## TASK DESCRIPTION
Rewrite the entries from the start through the line containing "239, 653, 254]", swapping "download-icon" for "save-icon" and leaving everything else unchanged.

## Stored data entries

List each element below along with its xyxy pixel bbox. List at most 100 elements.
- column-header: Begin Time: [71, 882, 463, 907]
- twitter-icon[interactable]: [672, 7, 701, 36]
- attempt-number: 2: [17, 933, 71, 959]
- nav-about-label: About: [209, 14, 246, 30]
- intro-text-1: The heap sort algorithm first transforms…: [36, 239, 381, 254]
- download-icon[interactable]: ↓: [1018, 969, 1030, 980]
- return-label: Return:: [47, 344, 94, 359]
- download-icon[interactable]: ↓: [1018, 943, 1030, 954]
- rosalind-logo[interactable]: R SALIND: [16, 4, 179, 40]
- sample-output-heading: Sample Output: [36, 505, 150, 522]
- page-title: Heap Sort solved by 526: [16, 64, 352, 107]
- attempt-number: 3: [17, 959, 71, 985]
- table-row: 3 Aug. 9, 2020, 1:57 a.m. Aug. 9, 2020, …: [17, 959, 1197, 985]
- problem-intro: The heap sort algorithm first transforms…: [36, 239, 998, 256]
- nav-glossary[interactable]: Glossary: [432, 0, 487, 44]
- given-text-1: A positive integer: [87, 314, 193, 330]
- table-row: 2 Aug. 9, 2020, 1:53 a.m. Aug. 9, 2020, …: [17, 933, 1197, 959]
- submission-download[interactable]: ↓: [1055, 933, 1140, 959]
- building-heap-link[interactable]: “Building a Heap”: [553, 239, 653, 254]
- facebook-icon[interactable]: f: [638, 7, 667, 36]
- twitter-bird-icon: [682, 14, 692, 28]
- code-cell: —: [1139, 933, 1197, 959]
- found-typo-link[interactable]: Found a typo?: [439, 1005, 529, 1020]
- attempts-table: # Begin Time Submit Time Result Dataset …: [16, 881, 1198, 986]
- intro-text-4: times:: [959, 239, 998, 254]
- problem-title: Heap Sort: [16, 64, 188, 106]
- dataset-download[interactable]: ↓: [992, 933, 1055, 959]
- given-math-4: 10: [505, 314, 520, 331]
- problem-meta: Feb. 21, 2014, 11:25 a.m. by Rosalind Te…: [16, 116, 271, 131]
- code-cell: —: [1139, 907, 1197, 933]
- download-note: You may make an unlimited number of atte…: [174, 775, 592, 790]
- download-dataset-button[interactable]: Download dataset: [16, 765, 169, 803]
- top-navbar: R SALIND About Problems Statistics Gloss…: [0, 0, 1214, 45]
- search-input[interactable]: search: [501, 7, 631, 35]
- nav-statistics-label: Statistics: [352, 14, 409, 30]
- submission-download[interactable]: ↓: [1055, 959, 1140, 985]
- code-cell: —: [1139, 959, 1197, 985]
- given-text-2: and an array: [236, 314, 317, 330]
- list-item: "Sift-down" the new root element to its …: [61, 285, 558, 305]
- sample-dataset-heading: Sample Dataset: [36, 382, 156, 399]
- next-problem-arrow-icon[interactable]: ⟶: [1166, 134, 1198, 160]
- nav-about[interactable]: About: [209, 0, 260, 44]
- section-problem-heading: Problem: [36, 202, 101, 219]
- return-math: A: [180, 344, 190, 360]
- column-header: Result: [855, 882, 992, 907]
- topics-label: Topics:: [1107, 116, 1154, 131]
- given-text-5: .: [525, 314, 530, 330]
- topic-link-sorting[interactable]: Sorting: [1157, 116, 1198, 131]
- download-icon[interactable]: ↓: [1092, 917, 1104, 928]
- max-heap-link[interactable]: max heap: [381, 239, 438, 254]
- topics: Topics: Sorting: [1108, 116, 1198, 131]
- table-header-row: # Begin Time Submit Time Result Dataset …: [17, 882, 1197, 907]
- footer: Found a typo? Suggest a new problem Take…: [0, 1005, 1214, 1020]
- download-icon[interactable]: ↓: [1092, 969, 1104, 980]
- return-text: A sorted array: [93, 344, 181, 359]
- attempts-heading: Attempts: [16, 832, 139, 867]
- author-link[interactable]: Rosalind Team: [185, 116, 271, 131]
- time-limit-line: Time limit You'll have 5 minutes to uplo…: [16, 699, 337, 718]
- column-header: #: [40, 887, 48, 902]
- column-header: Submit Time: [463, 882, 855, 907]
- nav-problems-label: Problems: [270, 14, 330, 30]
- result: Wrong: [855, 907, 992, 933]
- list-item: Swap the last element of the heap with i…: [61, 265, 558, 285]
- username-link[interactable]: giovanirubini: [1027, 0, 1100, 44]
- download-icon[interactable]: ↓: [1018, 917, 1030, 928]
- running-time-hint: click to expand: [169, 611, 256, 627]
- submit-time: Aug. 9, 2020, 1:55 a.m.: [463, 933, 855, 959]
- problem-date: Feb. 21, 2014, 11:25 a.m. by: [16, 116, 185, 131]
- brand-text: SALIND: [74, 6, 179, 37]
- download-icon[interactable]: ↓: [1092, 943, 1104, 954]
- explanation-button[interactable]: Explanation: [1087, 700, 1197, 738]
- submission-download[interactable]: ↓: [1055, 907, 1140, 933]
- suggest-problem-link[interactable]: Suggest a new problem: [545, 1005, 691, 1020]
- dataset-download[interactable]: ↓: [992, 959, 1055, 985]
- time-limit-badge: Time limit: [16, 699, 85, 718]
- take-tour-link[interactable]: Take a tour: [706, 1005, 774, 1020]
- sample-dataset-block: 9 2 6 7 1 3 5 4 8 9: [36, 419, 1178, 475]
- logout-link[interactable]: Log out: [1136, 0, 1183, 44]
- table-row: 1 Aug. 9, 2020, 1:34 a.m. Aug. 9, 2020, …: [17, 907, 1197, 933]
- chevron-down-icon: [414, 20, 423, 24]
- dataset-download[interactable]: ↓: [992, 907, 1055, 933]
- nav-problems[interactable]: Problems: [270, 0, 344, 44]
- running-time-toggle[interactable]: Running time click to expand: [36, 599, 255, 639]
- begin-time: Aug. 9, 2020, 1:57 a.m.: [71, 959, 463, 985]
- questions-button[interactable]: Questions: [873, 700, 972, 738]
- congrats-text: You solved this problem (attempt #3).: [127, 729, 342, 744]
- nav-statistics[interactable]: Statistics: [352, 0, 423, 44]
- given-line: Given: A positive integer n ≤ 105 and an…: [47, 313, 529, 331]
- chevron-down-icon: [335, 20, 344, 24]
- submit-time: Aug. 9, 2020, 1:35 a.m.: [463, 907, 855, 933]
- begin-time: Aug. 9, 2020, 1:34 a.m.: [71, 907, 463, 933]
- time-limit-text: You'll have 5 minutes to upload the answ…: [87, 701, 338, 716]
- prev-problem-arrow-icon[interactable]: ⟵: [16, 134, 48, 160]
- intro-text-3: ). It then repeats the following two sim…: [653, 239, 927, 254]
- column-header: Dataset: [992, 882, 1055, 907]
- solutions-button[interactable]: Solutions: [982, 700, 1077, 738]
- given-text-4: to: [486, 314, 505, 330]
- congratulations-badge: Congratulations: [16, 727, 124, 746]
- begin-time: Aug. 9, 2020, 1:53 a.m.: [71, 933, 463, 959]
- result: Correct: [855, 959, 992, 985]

## EXERCISE SOLUTION
List each element below along with its xyxy pixel bbox. List at most 100 elements.
- column-header: Begin Time: [71, 882, 463, 907]
- twitter-icon[interactable]: [672, 7, 701, 36]
- attempt-number: 2: [17, 933, 71, 959]
- nav-about-label: About: [209, 14, 246, 30]
- intro-text-1: The heap sort algorithm first transforms…: [36, 239, 381, 254]
- save-icon[interactable]: ↓: [1018, 969, 1030, 980]
- return-label: Return:: [47, 344, 94, 359]
- save-icon[interactable]: ↓: [1018, 943, 1030, 954]
- rosalind-logo[interactable]: R SALIND: [16, 4, 179, 40]
- sample-output-heading: Sample Output: [36, 505, 150, 522]
- page-title: Heap Sort solved by 526: [16, 64, 352, 107]
- attempt-number: 3: [17, 959, 71, 985]
- table-row: 3 Aug. 9, 2020, 1:57 a.m. Aug. 9, 2020, …: [17, 959, 1197, 985]
- problem-intro: The heap sort algorithm first transforms…: [36, 239, 998, 256]
- nav-glossary[interactable]: Glossary: [432, 0, 487, 44]
- given-text-1: A positive integer: [87, 314, 193, 330]
- table-row: 2 Aug. 9, 2020, 1:53 a.m. Aug. 9, 2020, …: [17, 933, 1197, 959]
- submission-download[interactable]: ↓: [1055, 933, 1140, 959]
- building-heap-link[interactable]: “Building a Heap”: [553, 239, 653, 254]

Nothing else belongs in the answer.